DIRECTIONS FOR THIS TASK: Omit the images. Copy each entry word for word.

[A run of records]
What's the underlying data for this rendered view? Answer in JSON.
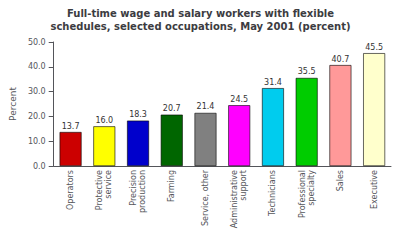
{
  "chart_data": {
    "type": "bar",
    "title": "Full-time wage and salary workers with flexible\nschedules, selected occupations, May 2001 (percent)",
    "categories": [
      "Operators",
      "Protective\nservice",
      "Precision\nproduction",
      "Farming",
      "Service, other",
      "Administrative\nsupport",
      "Technicians",
      "Professional\nspecialty",
      "Sales",
      "Executive"
    ],
    "values": [
      13.7,
      16.0,
      18.3,
      20.7,
      21.4,
      24.5,
      31.4,
      35.5,
      40.7,
      45.5
    ],
    "value_labels": [
      "13.7",
      "16.0",
      "18.3",
      "20.7",
      "21.4",
      "24.5",
      "31.4",
      "35.5",
      "40.7",
      "45.5"
    ],
    "data_labels": true,
    "colors": [
      "#cc0000",
      "#ffff00",
      "#0000cc",
      "#006600",
      "#808080",
      "#ff00ff",
      "#00ccee",
      "#00cc00",
      "#ff9999",
      "#ffffcc"
    ],
    "ylabel": "Percent",
    "ylim": [
      0,
      50
    ],
    "yticks": [
      {
        "value": 0,
        "label": "0.0"
      },
      {
        "value": 10,
        "label": "10.0"
      },
      {
        "value": 20,
        "label": "20.0"
      },
      {
        "value": 30,
        "label": "30.0"
      },
      {
        "value": 40,
        "label": "40.0"
      },
      {
        "value": 50,
        "label": "50.0"
      }
    ],
    "grid": false
  }
}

FINISHED ANSWER:
What's the underlying data for this rendered view? Answer in JSON.
{
  "chart_data": {
    "type": "bar",
    "title": "Full-time wage and salary workers with flexible\nschedules, selected occupations, May 2001 (percent)",
    "categories": [
      "Operators",
      "Protective\nservice",
      "Precision\nproduction",
      "Farming",
      "Service, other",
      "Administrative\nsupport",
      "Technicians",
      "Professional\nspecialty",
      "Sales",
      "Executive"
    ],
    "values": [
      13.7,
      16.0,
      18.3,
      20.7,
      21.4,
      24.5,
      31.4,
      35.5,
      40.7,
      45.5
    ],
    "value_labels": [
      "13.7",
      "16.0",
      "18.3",
      "20.7",
      "21.4",
      "24.5",
      "31.4",
      "35.5",
      "40.7",
      "45.5"
    ],
    "data_labels": true,
    "colors": [
      "#cc0000",
      "#ffff00",
      "#0000cc",
      "#006600",
      "#808080",
      "#ff00ff",
      "#00ccee",
      "#00cc00",
      "#ff9999",
      "#ffffcc"
    ],
    "ylabel": "Percent",
    "ylim": [
      0,
      50
    ],
    "yticks": [
      {
        "value": 0,
        "label": "0.0"
      },
      {
        "value": 10,
        "label": "10.0"
      },
      {
        "value": 20,
        "label": "20.0"
      },
      {
        "value": 30,
        "label": "30.0"
      },
      {
        "value": 40,
        "label": "40.0"
      },
      {
        "value": 50,
        "label": "50.0"
      }
    ],
    "grid": false
  }
}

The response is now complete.